> [Task to carry out]
Go through the listing below and list every line with "länder".

> [Data records]
* * * *
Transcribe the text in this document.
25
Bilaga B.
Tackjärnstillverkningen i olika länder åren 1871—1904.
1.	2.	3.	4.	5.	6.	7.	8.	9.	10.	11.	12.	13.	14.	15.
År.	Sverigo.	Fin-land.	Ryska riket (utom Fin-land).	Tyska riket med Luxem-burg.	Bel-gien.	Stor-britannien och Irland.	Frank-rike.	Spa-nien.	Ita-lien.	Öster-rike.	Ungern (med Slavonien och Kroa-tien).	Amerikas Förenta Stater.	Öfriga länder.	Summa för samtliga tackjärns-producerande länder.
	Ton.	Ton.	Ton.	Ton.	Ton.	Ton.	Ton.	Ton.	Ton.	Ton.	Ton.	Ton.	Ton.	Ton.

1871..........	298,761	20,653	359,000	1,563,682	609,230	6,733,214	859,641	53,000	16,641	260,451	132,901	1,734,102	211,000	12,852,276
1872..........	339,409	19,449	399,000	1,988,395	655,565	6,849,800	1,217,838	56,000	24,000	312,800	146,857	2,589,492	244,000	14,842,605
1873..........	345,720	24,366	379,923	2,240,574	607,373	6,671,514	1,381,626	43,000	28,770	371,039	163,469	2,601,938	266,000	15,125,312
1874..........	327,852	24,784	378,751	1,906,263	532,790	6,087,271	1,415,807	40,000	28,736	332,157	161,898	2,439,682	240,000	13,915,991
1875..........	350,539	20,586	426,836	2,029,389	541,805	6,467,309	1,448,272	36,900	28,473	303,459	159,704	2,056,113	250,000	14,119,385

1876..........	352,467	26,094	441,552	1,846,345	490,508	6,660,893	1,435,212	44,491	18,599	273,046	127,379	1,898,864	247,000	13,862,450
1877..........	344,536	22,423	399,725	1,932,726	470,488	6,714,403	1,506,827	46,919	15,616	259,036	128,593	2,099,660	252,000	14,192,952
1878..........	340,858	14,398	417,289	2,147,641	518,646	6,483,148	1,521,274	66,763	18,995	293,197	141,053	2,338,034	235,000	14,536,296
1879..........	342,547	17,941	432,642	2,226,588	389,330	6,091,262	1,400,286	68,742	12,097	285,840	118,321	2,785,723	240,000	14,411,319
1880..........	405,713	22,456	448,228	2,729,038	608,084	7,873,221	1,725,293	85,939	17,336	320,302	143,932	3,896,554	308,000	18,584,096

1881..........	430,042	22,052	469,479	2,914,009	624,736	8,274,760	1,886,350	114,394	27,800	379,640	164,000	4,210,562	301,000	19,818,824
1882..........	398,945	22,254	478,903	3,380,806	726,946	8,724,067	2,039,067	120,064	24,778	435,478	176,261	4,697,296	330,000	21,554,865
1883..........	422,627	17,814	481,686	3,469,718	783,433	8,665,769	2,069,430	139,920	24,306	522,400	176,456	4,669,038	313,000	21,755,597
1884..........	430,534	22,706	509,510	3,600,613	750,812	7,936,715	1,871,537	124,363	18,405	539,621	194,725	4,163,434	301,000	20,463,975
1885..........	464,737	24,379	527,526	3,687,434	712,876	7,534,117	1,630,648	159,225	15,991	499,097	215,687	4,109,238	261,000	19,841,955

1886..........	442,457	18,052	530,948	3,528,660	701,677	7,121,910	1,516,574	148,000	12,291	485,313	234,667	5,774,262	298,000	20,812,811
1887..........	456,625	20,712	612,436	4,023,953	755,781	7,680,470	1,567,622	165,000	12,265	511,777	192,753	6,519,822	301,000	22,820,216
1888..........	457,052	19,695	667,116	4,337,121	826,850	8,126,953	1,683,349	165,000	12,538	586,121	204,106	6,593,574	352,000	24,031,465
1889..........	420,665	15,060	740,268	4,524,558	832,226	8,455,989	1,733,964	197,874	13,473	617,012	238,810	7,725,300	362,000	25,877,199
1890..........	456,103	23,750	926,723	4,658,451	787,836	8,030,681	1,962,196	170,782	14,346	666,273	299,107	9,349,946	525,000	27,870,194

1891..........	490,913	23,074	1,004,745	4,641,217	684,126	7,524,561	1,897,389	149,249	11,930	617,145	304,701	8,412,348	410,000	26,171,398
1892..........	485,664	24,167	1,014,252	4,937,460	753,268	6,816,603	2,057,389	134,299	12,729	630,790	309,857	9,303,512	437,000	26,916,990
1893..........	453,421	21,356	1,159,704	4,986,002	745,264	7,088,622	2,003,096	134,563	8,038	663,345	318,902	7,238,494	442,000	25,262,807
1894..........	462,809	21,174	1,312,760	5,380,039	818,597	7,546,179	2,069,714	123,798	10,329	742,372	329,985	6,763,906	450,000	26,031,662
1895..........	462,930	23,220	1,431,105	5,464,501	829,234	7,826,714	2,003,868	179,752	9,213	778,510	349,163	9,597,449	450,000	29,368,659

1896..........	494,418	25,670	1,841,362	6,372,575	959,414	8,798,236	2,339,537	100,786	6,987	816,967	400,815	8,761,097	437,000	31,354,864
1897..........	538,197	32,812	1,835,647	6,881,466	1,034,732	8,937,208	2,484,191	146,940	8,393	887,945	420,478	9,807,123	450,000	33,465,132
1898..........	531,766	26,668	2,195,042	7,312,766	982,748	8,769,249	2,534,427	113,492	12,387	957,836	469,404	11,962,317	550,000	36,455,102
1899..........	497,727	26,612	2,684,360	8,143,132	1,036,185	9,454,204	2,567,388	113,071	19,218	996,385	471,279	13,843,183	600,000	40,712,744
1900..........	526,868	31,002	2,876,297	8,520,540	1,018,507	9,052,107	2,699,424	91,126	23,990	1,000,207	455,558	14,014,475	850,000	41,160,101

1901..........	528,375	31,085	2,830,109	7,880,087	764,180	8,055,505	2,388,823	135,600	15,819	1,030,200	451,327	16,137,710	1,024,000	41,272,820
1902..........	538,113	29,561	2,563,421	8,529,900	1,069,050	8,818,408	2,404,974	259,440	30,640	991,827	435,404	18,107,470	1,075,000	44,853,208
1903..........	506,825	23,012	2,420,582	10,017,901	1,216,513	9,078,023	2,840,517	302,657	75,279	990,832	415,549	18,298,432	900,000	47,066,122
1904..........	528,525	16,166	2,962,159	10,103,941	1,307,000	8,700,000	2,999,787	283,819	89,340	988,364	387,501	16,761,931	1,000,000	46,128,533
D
* * * *
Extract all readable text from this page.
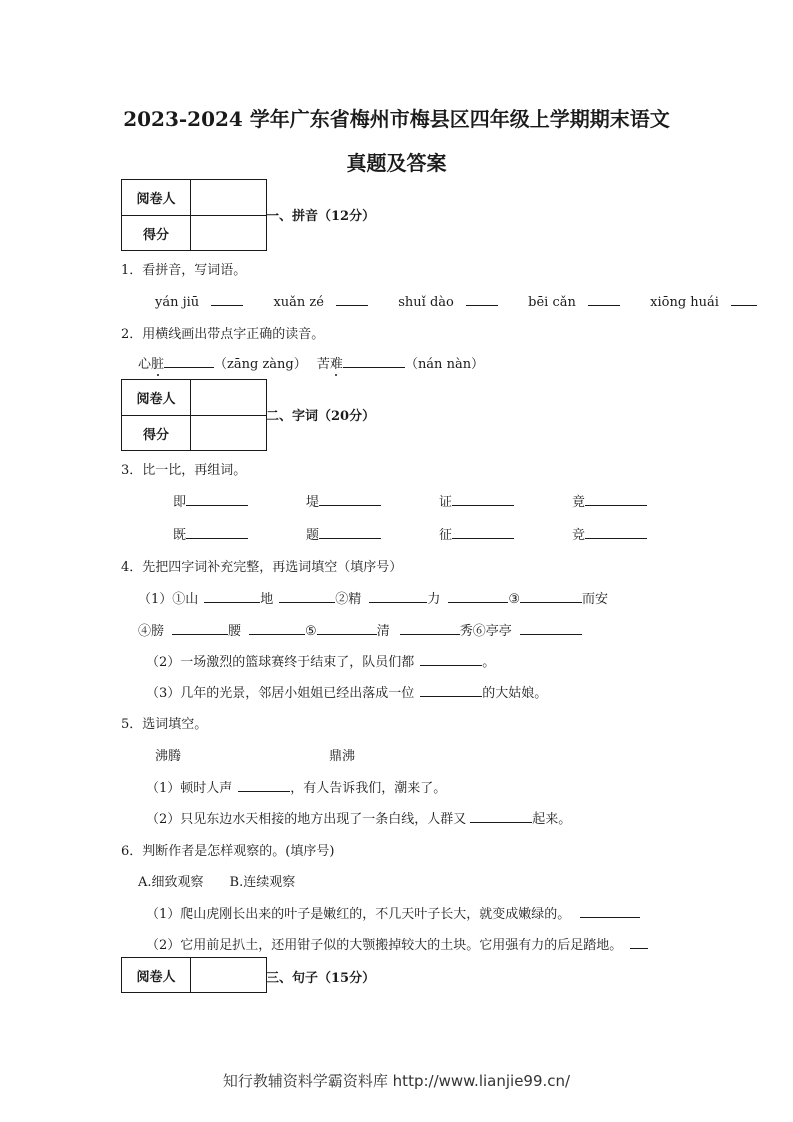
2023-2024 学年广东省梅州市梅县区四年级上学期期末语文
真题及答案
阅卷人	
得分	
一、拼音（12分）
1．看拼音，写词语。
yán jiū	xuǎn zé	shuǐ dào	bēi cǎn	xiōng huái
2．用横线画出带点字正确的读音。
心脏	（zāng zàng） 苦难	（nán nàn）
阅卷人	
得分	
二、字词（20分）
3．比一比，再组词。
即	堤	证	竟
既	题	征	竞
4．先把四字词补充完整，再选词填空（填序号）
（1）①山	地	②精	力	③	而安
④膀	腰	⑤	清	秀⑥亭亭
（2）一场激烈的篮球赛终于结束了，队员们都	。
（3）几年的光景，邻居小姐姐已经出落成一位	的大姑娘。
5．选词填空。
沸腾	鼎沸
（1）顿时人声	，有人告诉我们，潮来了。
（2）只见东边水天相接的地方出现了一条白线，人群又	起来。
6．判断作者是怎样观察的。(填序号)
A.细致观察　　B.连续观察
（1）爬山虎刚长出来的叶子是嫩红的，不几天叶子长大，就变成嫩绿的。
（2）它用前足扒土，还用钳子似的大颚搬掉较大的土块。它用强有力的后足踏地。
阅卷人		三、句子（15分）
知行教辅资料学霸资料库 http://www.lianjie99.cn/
* * * *
> [Output of the task]
Tackjärnstillverkningen i olika länder åren 1871—1904.
År.	Sverigo.	Fin-land.	Ryska riket (utom Fin-land).	Tyska riket med Luxem-burg.	Bel-gien.	Stor-britannien och Irland.	Frank-rike.	Spa-nien.	Ita-lien.	Öster-rike.	Ungern (med Slavonien och Kroa-tien).	Amerikas Förenta Stater.	Öfriga länder.	Summa för samtliga tackjärns-producerande länder.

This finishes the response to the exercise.